--- GOAL ---
Copy out each line of the data holding "annotation".

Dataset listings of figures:
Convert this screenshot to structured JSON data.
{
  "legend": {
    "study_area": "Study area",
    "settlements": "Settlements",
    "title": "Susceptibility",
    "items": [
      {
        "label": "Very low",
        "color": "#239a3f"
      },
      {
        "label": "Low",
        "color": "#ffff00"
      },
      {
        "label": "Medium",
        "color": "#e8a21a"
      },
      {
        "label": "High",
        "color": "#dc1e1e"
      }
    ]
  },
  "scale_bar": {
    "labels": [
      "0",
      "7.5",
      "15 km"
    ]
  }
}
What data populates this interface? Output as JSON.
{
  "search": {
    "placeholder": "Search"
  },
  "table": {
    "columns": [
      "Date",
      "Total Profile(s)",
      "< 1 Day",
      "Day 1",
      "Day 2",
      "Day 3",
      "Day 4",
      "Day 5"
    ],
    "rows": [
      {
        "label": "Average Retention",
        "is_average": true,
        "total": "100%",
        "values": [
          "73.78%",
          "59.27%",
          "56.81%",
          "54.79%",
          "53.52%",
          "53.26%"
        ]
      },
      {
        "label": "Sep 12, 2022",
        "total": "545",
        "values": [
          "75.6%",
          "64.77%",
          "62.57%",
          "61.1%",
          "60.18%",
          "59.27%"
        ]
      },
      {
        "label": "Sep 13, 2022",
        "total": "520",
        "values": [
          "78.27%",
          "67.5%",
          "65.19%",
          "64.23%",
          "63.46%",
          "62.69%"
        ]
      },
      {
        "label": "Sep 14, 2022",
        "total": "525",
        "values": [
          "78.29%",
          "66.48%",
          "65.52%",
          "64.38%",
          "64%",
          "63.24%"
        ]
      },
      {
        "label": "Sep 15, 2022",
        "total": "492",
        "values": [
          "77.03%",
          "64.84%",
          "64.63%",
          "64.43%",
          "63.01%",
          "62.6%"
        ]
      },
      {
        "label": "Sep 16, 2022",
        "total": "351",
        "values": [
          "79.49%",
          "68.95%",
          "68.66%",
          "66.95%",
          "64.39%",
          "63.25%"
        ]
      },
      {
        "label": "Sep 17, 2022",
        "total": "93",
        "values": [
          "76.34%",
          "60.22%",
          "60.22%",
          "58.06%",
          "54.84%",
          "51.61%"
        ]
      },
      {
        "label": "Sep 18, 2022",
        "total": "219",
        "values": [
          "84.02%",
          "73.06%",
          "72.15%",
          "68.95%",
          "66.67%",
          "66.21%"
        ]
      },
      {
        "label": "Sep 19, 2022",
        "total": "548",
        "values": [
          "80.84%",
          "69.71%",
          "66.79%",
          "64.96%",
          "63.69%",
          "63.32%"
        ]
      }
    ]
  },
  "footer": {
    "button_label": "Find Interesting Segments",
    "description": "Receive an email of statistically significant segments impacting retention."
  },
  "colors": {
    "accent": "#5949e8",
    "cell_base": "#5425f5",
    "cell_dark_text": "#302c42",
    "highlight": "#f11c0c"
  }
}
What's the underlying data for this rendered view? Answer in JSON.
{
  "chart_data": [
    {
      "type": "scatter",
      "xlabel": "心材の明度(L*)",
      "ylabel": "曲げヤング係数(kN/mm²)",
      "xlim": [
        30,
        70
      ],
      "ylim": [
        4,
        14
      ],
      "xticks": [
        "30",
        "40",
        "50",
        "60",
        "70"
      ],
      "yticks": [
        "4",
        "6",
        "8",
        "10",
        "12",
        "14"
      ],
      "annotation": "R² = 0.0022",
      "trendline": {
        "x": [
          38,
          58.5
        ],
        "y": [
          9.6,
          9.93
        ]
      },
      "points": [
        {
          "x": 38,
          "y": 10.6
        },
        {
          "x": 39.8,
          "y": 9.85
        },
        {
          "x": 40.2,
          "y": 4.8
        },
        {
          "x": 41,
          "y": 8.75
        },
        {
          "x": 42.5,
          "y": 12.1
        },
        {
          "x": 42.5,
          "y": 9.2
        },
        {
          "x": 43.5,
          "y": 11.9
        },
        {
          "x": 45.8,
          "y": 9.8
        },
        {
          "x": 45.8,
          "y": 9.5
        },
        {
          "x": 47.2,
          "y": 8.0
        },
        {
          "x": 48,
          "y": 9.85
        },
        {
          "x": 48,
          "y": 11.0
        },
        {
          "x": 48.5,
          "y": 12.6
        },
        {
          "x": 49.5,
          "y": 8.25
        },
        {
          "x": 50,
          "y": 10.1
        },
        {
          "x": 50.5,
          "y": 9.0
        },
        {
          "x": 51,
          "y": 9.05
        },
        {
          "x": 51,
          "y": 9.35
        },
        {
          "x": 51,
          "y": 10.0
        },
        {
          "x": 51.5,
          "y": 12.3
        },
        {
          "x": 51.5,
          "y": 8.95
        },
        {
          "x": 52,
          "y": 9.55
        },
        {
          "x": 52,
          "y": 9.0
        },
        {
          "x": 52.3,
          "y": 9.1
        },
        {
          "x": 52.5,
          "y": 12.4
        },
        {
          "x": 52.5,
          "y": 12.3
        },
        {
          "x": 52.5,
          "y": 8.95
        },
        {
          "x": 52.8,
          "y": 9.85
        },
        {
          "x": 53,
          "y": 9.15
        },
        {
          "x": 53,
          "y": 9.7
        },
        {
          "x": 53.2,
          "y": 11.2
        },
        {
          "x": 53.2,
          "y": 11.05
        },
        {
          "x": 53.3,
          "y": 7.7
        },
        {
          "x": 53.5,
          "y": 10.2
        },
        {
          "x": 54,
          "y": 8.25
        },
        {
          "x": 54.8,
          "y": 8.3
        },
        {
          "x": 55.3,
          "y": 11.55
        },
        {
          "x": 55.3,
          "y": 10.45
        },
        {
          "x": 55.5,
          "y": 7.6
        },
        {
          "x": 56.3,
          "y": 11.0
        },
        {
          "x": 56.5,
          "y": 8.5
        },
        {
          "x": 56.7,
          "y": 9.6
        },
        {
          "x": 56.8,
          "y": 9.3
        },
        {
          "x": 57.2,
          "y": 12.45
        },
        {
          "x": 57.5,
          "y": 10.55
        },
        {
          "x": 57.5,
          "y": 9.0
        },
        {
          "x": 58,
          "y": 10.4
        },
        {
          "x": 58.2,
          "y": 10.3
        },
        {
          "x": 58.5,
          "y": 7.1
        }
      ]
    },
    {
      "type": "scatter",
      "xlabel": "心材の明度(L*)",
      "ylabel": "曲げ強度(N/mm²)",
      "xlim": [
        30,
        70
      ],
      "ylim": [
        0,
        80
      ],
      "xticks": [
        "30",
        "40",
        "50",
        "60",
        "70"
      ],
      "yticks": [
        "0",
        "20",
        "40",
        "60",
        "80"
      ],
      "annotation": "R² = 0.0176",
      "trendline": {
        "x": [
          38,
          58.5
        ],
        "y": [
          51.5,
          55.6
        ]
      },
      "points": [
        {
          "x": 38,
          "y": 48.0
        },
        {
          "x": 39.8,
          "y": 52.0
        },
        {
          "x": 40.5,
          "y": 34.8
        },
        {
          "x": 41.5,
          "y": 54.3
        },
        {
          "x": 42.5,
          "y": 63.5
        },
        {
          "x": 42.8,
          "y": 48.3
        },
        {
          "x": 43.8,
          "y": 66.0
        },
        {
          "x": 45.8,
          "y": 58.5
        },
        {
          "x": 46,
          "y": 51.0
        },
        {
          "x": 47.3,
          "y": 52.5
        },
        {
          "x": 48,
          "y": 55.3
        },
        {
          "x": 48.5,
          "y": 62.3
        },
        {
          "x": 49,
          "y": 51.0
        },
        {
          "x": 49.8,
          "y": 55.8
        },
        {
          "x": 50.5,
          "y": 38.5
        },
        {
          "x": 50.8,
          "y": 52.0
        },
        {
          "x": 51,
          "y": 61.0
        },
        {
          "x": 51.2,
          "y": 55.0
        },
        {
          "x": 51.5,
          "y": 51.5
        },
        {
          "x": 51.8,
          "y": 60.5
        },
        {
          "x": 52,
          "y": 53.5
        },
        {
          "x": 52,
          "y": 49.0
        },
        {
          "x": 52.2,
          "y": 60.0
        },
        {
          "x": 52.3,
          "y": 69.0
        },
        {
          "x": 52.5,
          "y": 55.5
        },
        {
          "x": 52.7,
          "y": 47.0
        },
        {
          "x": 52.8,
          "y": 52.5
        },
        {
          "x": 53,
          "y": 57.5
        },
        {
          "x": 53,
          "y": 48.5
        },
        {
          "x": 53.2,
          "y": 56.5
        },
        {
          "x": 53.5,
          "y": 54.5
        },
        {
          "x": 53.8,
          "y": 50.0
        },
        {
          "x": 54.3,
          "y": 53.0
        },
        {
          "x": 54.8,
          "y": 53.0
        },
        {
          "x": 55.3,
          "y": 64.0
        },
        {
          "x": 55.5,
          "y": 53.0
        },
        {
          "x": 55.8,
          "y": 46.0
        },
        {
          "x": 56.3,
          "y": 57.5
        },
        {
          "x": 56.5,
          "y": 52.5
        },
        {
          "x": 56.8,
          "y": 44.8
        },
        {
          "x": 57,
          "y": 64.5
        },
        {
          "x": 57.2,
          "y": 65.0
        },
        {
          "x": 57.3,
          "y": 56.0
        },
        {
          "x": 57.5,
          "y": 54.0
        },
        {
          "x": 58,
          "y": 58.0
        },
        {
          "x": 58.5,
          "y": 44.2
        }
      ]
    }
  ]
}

--- THE COMPLETED TASK ---
      "annotation": "R² = 0.0022",
      "annotation": "R² = 0.0176",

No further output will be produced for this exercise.